Segment Start: Text passage
Measuring aging, the epigenome and biomarkers

Highlights:

• Age-qualifying tools are called biomarkers
• Biomarkers are molecular markers of e.g. epigenetic or proteomic changes that occur with age and that would respond to an intervention that also improves health
• The areas where the most progress so far has happened is the so-called epigenetic clocks
  

Introduction

Imagine a scenario that could be likely to occur in a relatively near future, where the doctor accurately is able to monitor exactly how well you are aging and prescribe medicines that are known to affect these markers. As the medicine works they subsequently bring you back to a younger biological state that not only makes you feel better, but can be measured by a simple blood test. The area of aging biomarkers is new and still largely at an experimental stage, however fascinating possibilities exist with vast applications for the future of medicine. 

Age-qualifying tools

In order to provide the best possible measurements that an intervention is affecting aging it is first important to have good tools to quantify what aging actually is. In order to know a process that causes disease it is necessary to track it and separate it from the physical symptoms that appear (Galkin et al 2020).

Something that measures a change in the body is called a biomarker, a marker of either a normal process or something pathological occurring in the body. Biomarkers have been used as diagnostic tools for many diseases, for example to detect cancer early before the symptoms appear or to measure the risk of cardiovascular disease in asymptomatic people.
Segment End: Text passage
Segment Start: Material shown
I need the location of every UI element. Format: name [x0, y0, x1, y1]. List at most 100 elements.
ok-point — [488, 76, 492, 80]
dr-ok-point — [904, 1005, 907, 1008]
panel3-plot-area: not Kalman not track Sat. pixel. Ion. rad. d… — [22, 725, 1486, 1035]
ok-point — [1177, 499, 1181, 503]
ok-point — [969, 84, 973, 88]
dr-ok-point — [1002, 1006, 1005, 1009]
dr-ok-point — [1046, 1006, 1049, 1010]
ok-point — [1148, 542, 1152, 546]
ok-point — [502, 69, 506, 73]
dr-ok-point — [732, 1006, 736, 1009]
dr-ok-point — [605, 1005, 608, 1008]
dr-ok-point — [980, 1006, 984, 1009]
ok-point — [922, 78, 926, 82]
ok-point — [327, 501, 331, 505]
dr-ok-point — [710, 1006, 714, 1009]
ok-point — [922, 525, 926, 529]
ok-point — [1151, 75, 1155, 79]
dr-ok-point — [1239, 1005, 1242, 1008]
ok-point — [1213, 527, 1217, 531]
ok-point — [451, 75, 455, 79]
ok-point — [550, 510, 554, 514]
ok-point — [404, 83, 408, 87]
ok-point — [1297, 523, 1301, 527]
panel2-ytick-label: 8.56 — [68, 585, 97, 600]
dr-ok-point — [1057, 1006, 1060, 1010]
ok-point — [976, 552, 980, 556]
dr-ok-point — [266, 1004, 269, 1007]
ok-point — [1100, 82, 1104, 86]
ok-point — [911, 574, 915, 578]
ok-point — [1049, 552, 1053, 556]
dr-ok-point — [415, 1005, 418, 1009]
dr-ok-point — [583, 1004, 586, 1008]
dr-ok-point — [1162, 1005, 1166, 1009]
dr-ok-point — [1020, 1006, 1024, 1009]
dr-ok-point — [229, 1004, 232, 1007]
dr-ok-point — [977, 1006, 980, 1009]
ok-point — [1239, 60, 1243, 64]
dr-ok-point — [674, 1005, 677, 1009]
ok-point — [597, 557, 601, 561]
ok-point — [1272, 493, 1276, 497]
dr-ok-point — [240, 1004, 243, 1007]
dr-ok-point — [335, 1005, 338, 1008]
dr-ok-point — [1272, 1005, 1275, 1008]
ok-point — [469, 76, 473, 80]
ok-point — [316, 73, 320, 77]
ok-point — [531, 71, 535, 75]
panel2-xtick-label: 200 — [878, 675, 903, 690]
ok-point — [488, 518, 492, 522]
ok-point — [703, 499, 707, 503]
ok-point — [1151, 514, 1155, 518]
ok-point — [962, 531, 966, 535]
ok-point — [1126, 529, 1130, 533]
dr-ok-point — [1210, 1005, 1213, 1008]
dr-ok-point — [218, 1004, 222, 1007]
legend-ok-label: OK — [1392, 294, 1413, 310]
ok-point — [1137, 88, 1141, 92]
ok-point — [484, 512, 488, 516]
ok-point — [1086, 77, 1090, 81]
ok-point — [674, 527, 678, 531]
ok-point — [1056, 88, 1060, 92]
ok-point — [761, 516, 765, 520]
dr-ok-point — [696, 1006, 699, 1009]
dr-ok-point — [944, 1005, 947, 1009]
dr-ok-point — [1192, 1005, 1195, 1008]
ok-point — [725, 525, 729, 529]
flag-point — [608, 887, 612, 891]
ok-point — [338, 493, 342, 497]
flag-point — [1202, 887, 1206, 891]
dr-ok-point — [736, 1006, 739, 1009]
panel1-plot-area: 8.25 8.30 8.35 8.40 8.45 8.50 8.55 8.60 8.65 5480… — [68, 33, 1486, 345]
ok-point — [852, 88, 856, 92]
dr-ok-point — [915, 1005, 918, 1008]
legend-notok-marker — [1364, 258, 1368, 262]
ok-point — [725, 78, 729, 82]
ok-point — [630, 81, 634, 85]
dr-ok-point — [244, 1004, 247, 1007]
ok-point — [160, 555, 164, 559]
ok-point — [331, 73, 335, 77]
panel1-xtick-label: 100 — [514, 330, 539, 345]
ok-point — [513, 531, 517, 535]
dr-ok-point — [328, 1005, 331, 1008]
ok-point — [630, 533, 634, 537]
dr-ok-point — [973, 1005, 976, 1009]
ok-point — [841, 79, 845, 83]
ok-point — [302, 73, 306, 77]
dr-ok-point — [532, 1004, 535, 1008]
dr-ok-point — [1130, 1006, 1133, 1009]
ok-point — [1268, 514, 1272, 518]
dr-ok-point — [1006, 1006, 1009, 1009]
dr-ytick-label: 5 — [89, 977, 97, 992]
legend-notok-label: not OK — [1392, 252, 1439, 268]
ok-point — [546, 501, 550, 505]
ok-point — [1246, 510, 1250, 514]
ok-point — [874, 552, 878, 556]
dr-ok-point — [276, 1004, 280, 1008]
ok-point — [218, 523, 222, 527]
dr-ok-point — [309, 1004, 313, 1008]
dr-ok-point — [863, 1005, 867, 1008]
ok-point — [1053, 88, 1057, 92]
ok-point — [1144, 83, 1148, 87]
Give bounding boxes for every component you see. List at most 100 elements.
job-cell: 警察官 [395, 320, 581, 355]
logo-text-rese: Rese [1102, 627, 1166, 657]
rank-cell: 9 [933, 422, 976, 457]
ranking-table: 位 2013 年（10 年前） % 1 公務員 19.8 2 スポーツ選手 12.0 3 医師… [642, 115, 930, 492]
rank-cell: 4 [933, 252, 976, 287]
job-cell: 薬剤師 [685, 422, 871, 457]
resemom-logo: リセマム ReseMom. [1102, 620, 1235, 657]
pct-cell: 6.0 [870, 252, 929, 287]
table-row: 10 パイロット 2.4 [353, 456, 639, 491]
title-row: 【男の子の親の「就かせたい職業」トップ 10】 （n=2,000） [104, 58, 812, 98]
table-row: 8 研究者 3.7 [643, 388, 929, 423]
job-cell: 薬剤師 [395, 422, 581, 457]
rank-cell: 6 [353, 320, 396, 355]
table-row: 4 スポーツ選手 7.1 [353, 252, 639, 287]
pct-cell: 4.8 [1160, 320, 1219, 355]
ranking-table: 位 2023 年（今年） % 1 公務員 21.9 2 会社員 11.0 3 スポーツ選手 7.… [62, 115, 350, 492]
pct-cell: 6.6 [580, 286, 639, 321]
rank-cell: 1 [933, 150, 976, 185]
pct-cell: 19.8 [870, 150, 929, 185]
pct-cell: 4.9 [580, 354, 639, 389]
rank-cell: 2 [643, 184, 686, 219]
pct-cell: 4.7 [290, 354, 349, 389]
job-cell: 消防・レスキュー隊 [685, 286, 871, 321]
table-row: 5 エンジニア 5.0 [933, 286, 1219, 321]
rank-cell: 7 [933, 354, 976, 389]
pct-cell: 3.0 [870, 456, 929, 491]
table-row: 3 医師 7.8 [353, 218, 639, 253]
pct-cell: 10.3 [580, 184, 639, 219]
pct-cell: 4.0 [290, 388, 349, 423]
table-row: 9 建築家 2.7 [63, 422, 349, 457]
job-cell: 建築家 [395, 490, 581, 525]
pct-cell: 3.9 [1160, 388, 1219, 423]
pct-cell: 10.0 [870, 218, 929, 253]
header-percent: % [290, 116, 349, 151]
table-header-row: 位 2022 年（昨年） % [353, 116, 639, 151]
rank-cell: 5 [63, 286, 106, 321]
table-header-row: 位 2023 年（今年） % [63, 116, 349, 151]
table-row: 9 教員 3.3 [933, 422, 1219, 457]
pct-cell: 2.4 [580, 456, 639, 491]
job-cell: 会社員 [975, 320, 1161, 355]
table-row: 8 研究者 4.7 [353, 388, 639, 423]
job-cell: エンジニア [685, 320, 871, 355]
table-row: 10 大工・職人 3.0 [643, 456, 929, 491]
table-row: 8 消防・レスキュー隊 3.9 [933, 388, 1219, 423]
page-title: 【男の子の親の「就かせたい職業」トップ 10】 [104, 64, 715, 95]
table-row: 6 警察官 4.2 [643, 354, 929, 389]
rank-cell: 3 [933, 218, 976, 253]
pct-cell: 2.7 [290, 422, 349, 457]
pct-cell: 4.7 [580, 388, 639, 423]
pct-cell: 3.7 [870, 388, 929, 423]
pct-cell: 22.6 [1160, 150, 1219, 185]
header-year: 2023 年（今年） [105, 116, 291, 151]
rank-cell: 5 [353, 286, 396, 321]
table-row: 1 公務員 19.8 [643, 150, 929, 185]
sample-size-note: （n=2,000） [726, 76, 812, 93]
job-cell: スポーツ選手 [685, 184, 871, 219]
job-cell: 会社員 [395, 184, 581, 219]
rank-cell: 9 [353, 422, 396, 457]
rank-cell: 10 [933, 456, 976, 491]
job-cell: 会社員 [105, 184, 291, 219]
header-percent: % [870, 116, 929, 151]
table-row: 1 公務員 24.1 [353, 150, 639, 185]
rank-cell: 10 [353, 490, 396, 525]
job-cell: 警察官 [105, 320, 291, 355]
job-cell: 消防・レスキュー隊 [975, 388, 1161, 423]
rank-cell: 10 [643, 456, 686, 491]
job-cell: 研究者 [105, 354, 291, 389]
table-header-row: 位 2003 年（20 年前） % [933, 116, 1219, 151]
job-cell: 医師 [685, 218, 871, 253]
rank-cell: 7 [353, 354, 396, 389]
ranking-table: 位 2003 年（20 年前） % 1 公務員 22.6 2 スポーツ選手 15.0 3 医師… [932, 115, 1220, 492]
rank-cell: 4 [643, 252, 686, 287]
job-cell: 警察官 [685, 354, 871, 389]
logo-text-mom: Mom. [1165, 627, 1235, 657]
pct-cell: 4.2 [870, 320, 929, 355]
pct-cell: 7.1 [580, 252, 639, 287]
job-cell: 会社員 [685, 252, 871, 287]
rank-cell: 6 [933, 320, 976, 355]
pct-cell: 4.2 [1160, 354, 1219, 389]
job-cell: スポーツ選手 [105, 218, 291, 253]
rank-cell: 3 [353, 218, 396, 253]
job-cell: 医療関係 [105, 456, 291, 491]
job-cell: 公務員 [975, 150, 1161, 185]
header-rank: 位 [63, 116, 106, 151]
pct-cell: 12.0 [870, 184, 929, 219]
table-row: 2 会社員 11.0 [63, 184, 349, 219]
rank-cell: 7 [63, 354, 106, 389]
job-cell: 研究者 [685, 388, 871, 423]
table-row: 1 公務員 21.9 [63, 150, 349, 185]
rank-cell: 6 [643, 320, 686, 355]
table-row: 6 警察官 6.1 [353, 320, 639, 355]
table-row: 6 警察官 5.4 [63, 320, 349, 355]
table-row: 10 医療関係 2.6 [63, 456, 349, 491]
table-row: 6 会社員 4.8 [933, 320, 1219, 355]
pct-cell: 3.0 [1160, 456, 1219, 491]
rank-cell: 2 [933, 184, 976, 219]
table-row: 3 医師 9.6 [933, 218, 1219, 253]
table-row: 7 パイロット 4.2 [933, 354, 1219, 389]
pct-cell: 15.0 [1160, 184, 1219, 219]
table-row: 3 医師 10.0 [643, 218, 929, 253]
Segment End: Material shown
■ What to do: Quote the passage on aging biomarkers from "Something that measures" to "in asymptomatic people.", inclusive.

■ Your response:
Something that measures a change in the body is called a biomarker, a marker of either a normal process or something pathological occurring in the body. Biomarkers have been used as diagnostic tools for many diseases, for example to detect cancer early before the symptoms appear or to measure the risk of cardiovascular disease in asymptomatic people.